--- begin DATA PROVIDED ---

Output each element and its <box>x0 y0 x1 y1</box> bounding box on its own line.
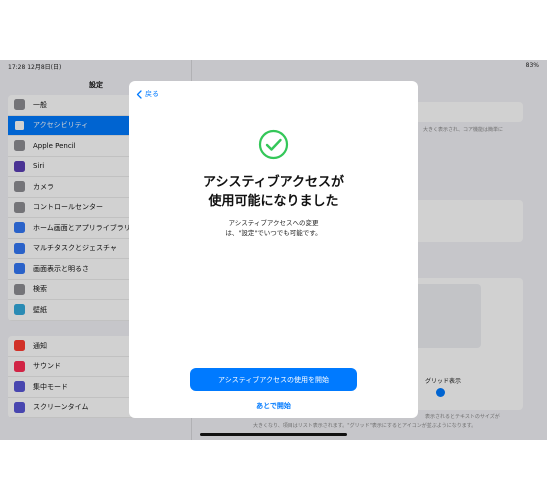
dialog-description-line-1: アシスティブアクセスへの変更 <box>228 219 319 227</box>
assistive-access-dialog: 戻る アシスティブアクセスが 使用可能になりました アシスティブアクセスへの変更… <box>129 81 418 418</box>
dialog-description-line-2: は、"設定"でいつでも可能です。 <box>225 229 322 237</box>
ipad-screen: 設定 一般 アクセシビリティ Apple Pencil Siri カメラ コントロールセン… <box>0 60 547 440</box>
home-indicator[interactable] <box>200 433 347 436</box>
chevron-left-icon <box>136 89 142 99</box>
start-later-button[interactable]: あとで開始 <box>129 401 418 411</box>
back-button[interactable]: 戻る <box>136 89 159 99</box>
dialog-description: アシスティブアクセスへの変更 は、"設定"でいつでも可能です。 <box>129 218 418 238</box>
start-assistive-access-button[interactable]: アシスティブアクセスの使用を開始 <box>190 368 357 391</box>
back-label: 戻る <box>145 90 159 98</box>
dialog-title: アシスティブアクセスが 使用可能になりました <box>129 173 418 211</box>
dialog-title-line-1: アシスティブアクセスが <box>202 175 345 190</box>
dialog-title-line-2: 使用可能になりました <box>208 194 339 209</box>
success-check-icon <box>258 129 289 160</box>
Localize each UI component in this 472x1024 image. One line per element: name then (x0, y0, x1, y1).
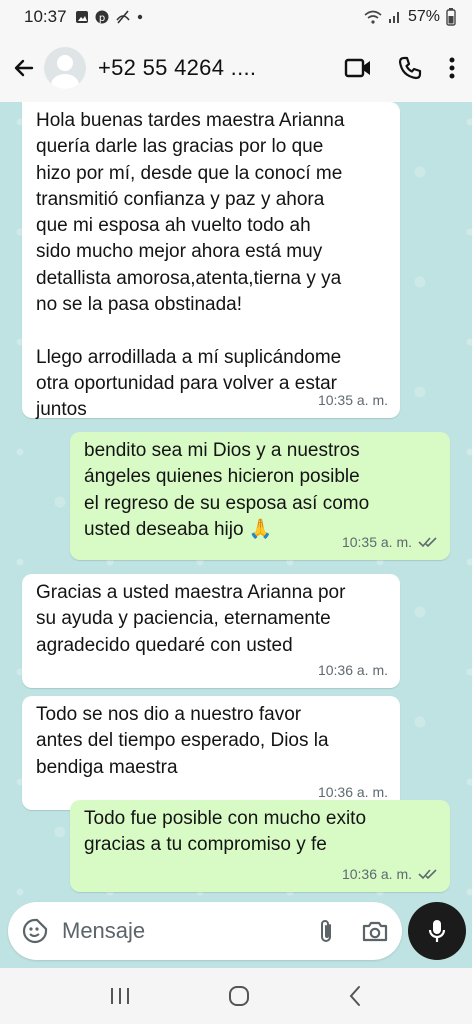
message-time: 10:36 a. m. (317, 661, 388, 678)
message-incoming[interactable]: Todo se nos dio a nuestro favor antes de… (22, 696, 400, 810)
signal-icon (388, 12, 399, 23)
message-text: bendito sea mi Dios y a nuestros ángeles… (84, 440, 370, 540)
message-text: Gracias a usted maestra Arianna por su a… (36, 582, 346, 656)
message-text: Todo se nos dio a nuestro favor antes de… (36, 704, 329, 778)
svg-text:p: p (98, 13, 104, 24)
message-time: 10:36 a. m. (341, 865, 412, 882)
recent-apps-icon[interactable] (109, 986, 131, 1006)
message-text: Todo fue posible con mucho exito gracias… (84, 808, 367, 856)
message-placeholder[interactable]: Mensaje (62, 918, 318, 944)
message-time: 10:35 a. m. (317, 391, 388, 408)
message-outgoing[interactable]: Todo fue posible con mucho exito gracias… (70, 800, 450, 892)
gallery-icon (75, 11, 88, 23)
camera-icon[interactable] (362, 920, 388, 942)
message-incoming[interactable]: Gracias a usted maestra Arianna por su a… (22, 574, 400, 688)
status-bar: 10:37 p 57% (0, 0, 472, 34)
pinterest-icon: p (95, 10, 109, 24)
avatar[interactable] (44, 47, 86, 89)
attach-icon[interactable] (318, 918, 334, 944)
chat-area[interactable]: Hola buenas tardes maestra Arianna querí… (0, 102, 472, 968)
message-incoming[interactable]: Hola buenas tardes maestra Arianna querí… (22, 102, 400, 420)
back-icon[interactable] (347, 985, 363, 1007)
message-text: Hola buenas tardes maestra Arianna querí… (36, 110, 345, 421)
message-input[interactable]: Mensaje (8, 902, 402, 960)
status-time: 10:37 (24, 7, 67, 26)
mic-button[interactable] (408, 902, 466, 960)
battery-icon (446, 8, 456, 26)
emoji-sticker-icon[interactable] (22, 918, 48, 944)
back-arrow-icon[interactable] (10, 54, 38, 82)
contact-name[interactable]: +52 55 4264 .... (98, 55, 256, 81)
wifi-icon (364, 10, 382, 24)
more-vert-icon[interactable] (448, 56, 456, 80)
phone-icon[interactable] (398, 56, 422, 80)
battery-percent: 57% (407, 8, 440, 25)
double-check-icon (418, 869, 437, 880)
sync-off-icon (115, 10, 130, 24)
home-icon[interactable] (228, 985, 250, 1007)
system-nav-bar (0, 968, 472, 1024)
message-outgoing[interactable]: bendito sea mi Dios y a nuestros ángeles… (70, 432, 450, 560)
message-time: 10:35 a. m. (341, 533, 412, 550)
dot-icon (137, 14, 142, 20)
chat-header: +52 55 4264 .... (0, 34, 472, 102)
mic-icon (428, 920, 446, 942)
double-check-icon (418, 537, 437, 548)
video-call-icon[interactable] (344, 57, 372, 79)
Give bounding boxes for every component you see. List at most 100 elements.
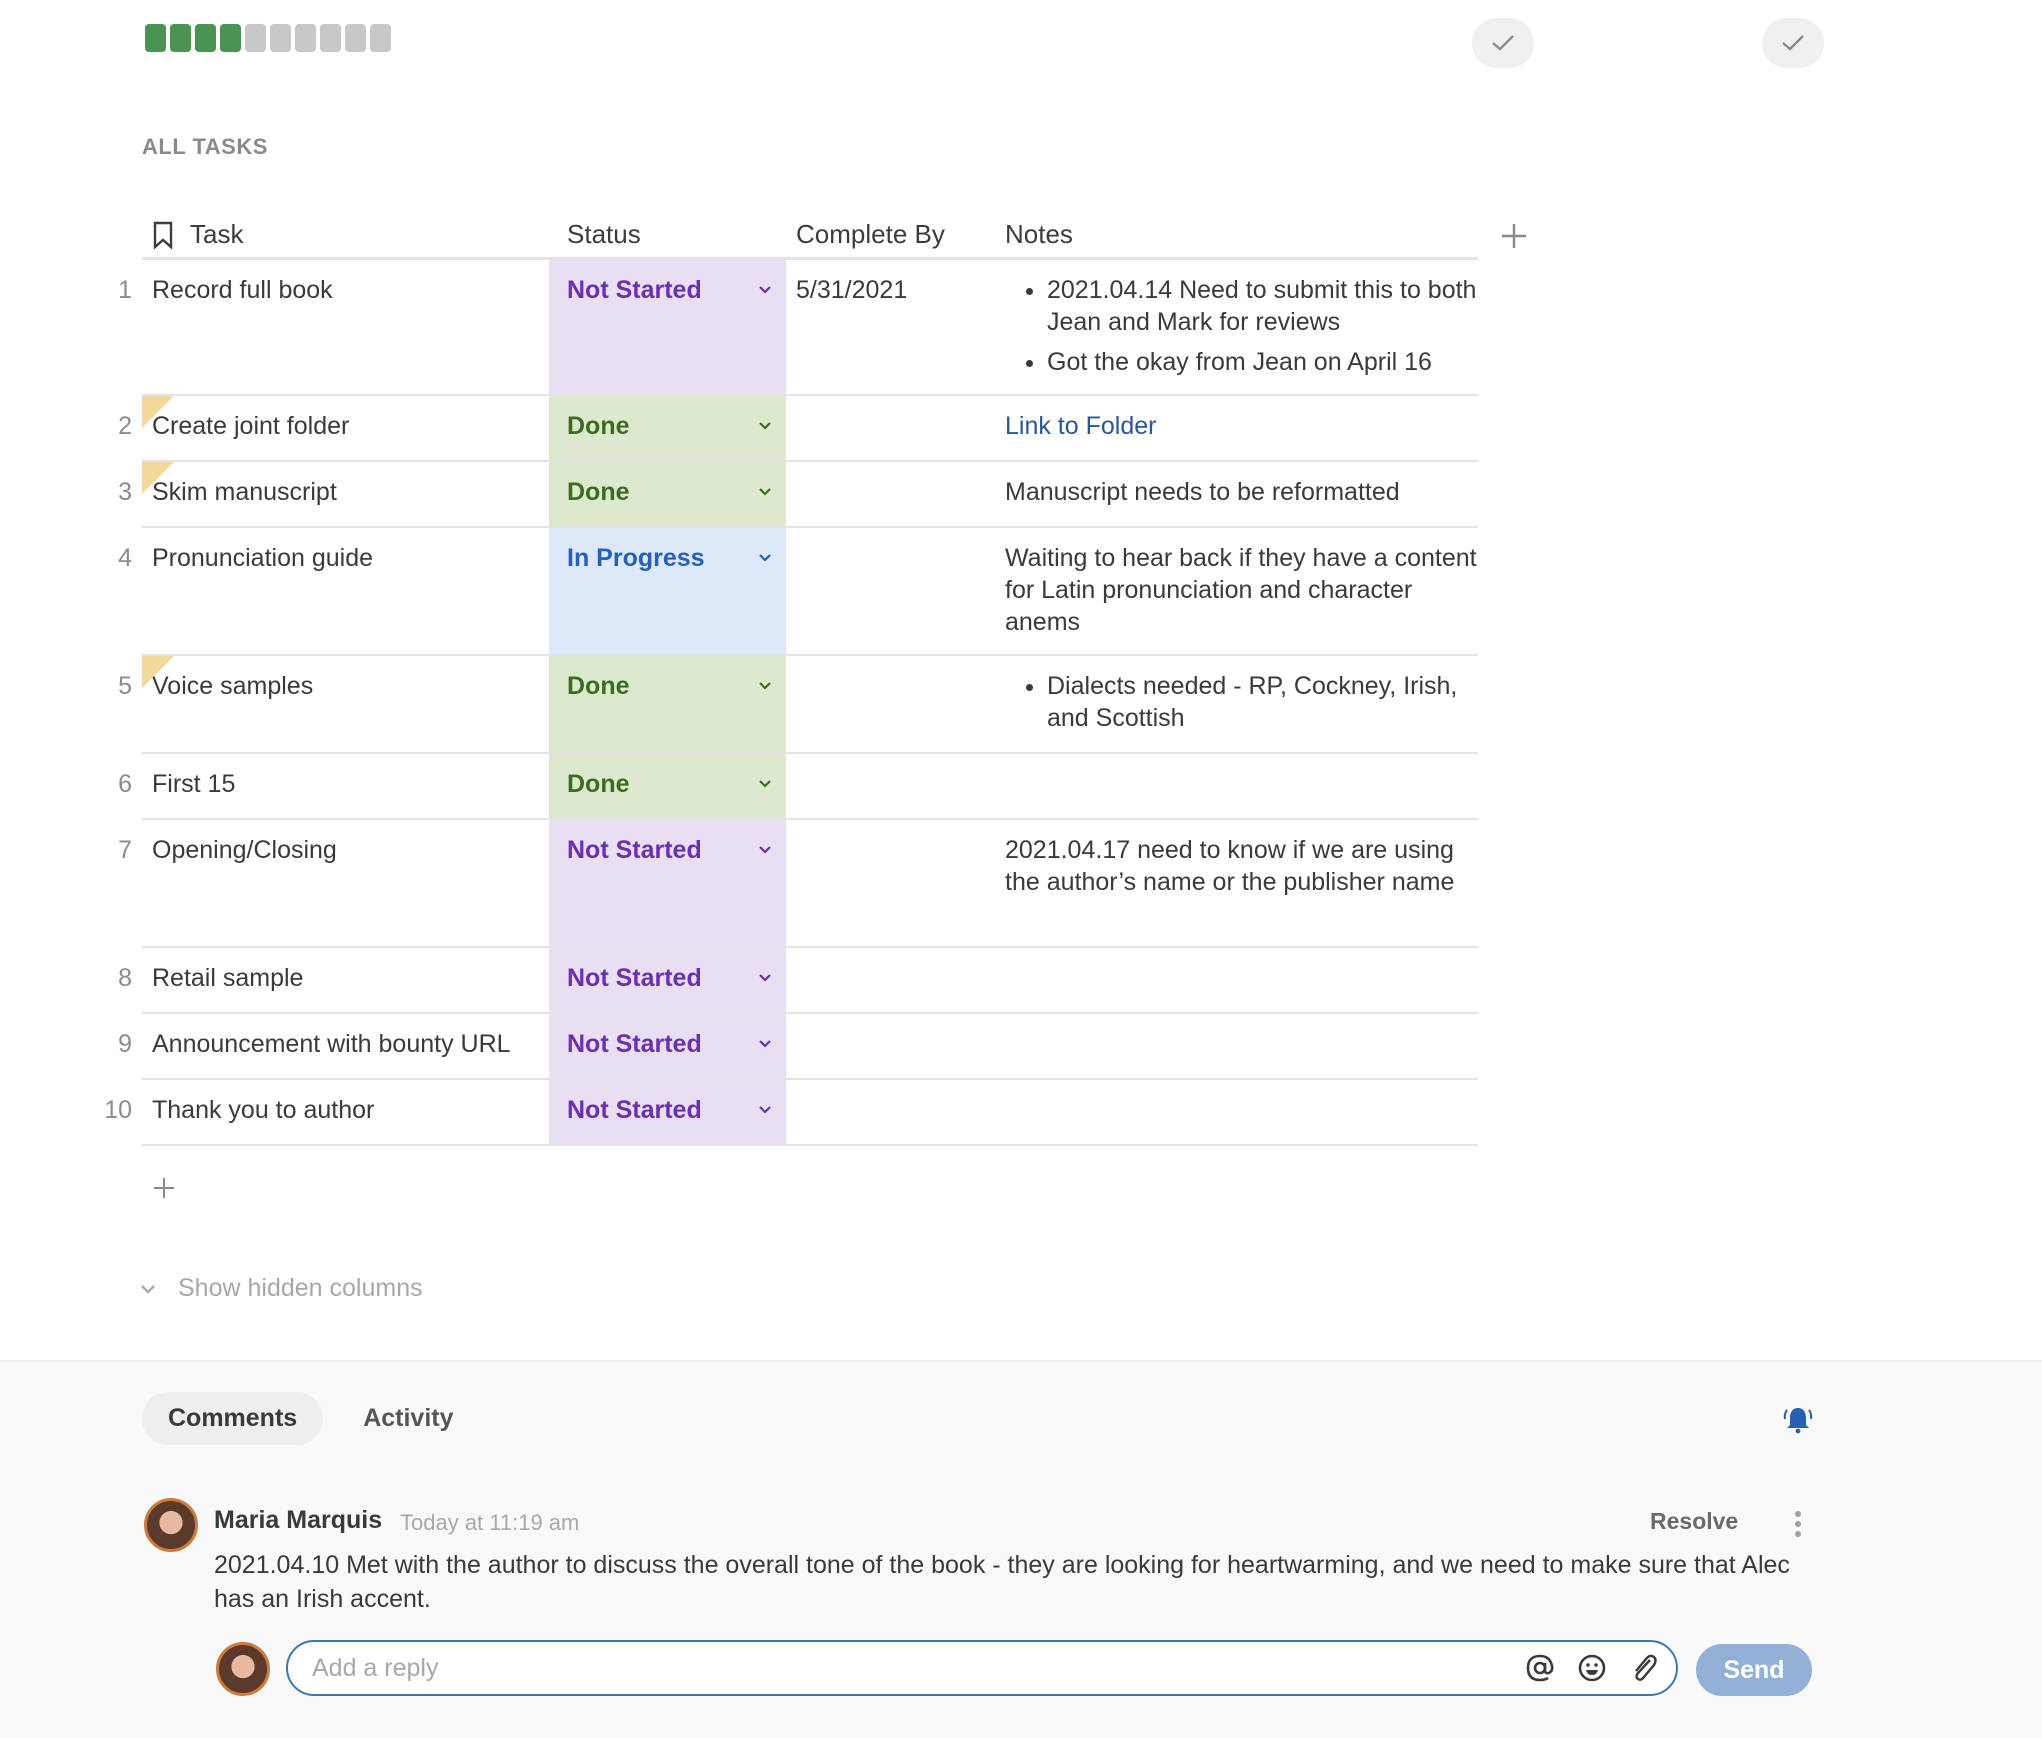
progress-segment [295,24,316,52]
status-label: Not Started [567,1096,702,1124]
progress-segment [320,24,341,52]
status-dropdown[interactable]: Not Started [549,1014,786,1078]
chevron-down-icon [759,682,771,690]
row-number: 2 [118,412,132,440]
comment-indicator-icon[interactable] [142,396,174,428]
notes-cell[interactable]: 2021.04.17 need to know if we are using … [993,820,1478,946]
notes-cell[interactable] [993,1014,1478,1078]
row-number: 3 [118,478,132,506]
status-label: Not Started [567,836,702,864]
complete-by-cell[interactable] [786,1080,993,1144]
chevron-down-icon [759,1040,771,1048]
complete-by-cell[interactable] [786,656,993,752]
status-dropdown[interactable]: Done [549,656,786,752]
status-label: Done [567,478,630,506]
status-dropdown[interactable]: Done [549,396,786,460]
resolve-button[interactable]: Resolve [1650,1508,1738,1535]
note-text: Manuscript needs to be reformatted [1005,478,1400,506]
status-label: Done [567,770,630,798]
complete-check-button[interactable] [1762,18,1824,68]
table-row: 4 Pronunciation guide In Progress Waiting t… [118,528,1478,656]
task-cell[interactable]: First 15 [142,754,549,818]
complete-by-cell[interactable] [786,820,993,946]
status-dropdown[interactable]: Not Started [549,260,786,394]
column-header-complete-by[interactable]: Complete By [786,219,993,250]
complete-by-cell[interactable] [786,462,993,526]
section-label: ALL TASKS [142,134,268,159]
bookmark-icon [153,221,173,249]
attachment-icon[interactable] [1628,1652,1660,1684]
comment-indicator-icon[interactable] [142,462,174,494]
column-header-task[interactable]: Task [142,219,549,250]
complete-by-cell[interactable] [786,1014,993,1078]
status-label: Done [567,672,630,700]
status-dropdown[interactable]: Not Started [549,948,786,1012]
chevron-down-icon [759,1106,771,1114]
chevron-down-icon [759,846,771,854]
table-row: 3 Skim manuscript Done Manuscript needs to … [118,462,1478,528]
folder-link[interactable]: Link to Folder [1005,412,1156,440]
row-number: 7 [118,836,132,864]
notes-cell[interactable] [993,754,1478,818]
more-options-icon[interactable] [1792,1510,1804,1538]
tab-comments[interactable]: Comments [142,1392,324,1445]
complete-by-cell[interactable]: 5/31/2021 [786,260,993,394]
task-cell[interactable]: Retail sample [142,948,549,1012]
comment-indicator-icon[interactable] [142,656,174,688]
comment-tabs: Comments Activity [142,1392,494,1445]
notes-cell[interactable]: Link to Folder [993,396,1478,460]
add-column-icon[interactable] [1498,220,1530,252]
progress-segment [245,24,266,52]
comment-timestamp: Today at 11:19 am [400,1510,580,1535]
task-cell[interactable]: Skim manuscript [142,462,549,526]
table-row: 10 Thank you to author Not Started [104,1080,1478,1146]
status-dropdown[interactable]: Done [549,754,786,818]
progress-bar [145,24,391,52]
complete-by-cell[interactable] [786,948,993,1012]
notes-cell[interactable]: Manuscript needs to be reformatted [993,462,1478,526]
reply-toolbar [1524,1652,1660,1684]
chevron-down-icon [759,422,771,430]
task-cell[interactable]: Voice samples [142,656,549,752]
task-cell[interactable]: Record full book [142,260,549,394]
tab-activity[interactable]: Activity [337,1392,479,1445]
task-cell[interactable]: Pronunciation guide [142,528,549,654]
mention-icon[interactable] [1524,1652,1556,1684]
task-cell[interactable]: Thank you to author [142,1080,549,1144]
column-header-notes[interactable]: Notes [993,219,1478,250]
emoji-icon[interactable] [1576,1652,1608,1684]
table-header: Task Status Complete By Notes [142,212,1526,260]
notes-cell[interactable] [993,1080,1478,1144]
avatar [144,1498,198,1552]
status-dropdown[interactable]: In Progress [549,528,786,654]
status-dropdown[interactable]: Not Started [549,820,786,946]
table-row: 8 Retail sample Not Started [118,948,1478,1014]
add-row-icon[interactable] [152,1176,176,1200]
progress-segment [270,24,291,52]
row-number: 8 [118,964,132,992]
progress-segment [220,24,241,52]
avatar [216,1642,270,1696]
notes-cell[interactable]: Waiting to hear back if they have a cont… [993,528,1478,654]
task-cell[interactable]: Create joint folder [142,396,549,460]
note-text: Waiting to hear back if they have a cont… [1005,544,1477,636]
show-hidden-columns-button[interactable]: Show hidden columns [140,1274,423,1303]
complete-by-cell[interactable] [786,528,993,654]
task-cell[interactable]: Opening/Closing [142,820,549,946]
complete-by-cell[interactable] [786,754,993,818]
notes-cell[interactable] [993,948,1478,1012]
status-dropdown[interactable]: Not Started [549,1080,786,1144]
chevron-down-icon [759,554,771,562]
complete-by-cell[interactable] [786,396,993,460]
table-row: 1 Record full book Not Started 5/31/2021 202… [118,260,1478,396]
send-button[interactable]: Send [1696,1644,1812,1696]
notes-cell[interactable]: 2021.04.14 Need to submit this to both J… [993,260,1478,394]
notes-cell[interactable]: Dialects needed - RP, Cockney, Irish, an… [993,656,1478,752]
status-dropdown[interactable]: Done [549,462,786,526]
complete-check-button[interactable] [1472,18,1534,68]
notification-bell-icon[interactable] [1780,1402,1816,1438]
progress-segment [195,24,216,52]
column-header-status[interactable]: Status [549,219,786,250]
task-cell[interactable]: Announcement with bounty URL [142,1014,549,1078]
reply-input[interactable] [310,1652,1524,1684]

--- end DATA PROVIDED ---

** WHAT YOU NEED TO DO **
Please rewrite the records above from the line with "dialog-description-line-1: アシスティブアクセスへの変更 <box>228" to the line with "Localize each UI", swapping "戻る" for "Back" and leaving everything else unchanged.

** COMPLETED EXERCISE **
dialog-description-line-1: アシスティブアクセスへの変更 <box>228 219 319 227</box>
assistive-access-dialog: Back アシスティブアクセスが 使用可能になりました アシスティブアクセスへの変更… <box>129 81 418 418</box>
dialog-description-line-2: は、"設定"でいつでも可能です。 <box>225 229 322 237</box>
ipad-screen: 設定 一般 アクセシビリティ Apple Pencil Siri カメラ コントロールセン… <box>0 60 547 440</box>
home-indicator[interactable] <box>200 433 347 436</box>
chevron-left-icon <box>136 89 142 99</box>
start-later-button[interactable]: あとで開始 <box>129 401 418 411</box>
back-button[interactable]: Back <box>136 89 159 99</box>
dialog-description: アシスティブアクセスへの変更 は、"設定"でいつでも可能です。 <box>129 218 418 238</box>
start-assistive-access-button[interactable]: アシスティブアクセスの使用を開始 <box>190 368 357 391</box>
back-label: Back <box>145 90 159 98</box>
dialog-title: アシスティブアクセスが 使用可能になりました <box>129 173 418 211</box>
dialog-title-line-1: アシスティブアクセスが <box>202 175 345 190</box>
dialog-title-line-2: 使用可能になりました <box>208 194 339 209</box>
success-check-icon <box>258 129 289 160</box>
Localize each UI component in this 472x1024 image. One line per element: name then (x0, y0, x1, y1).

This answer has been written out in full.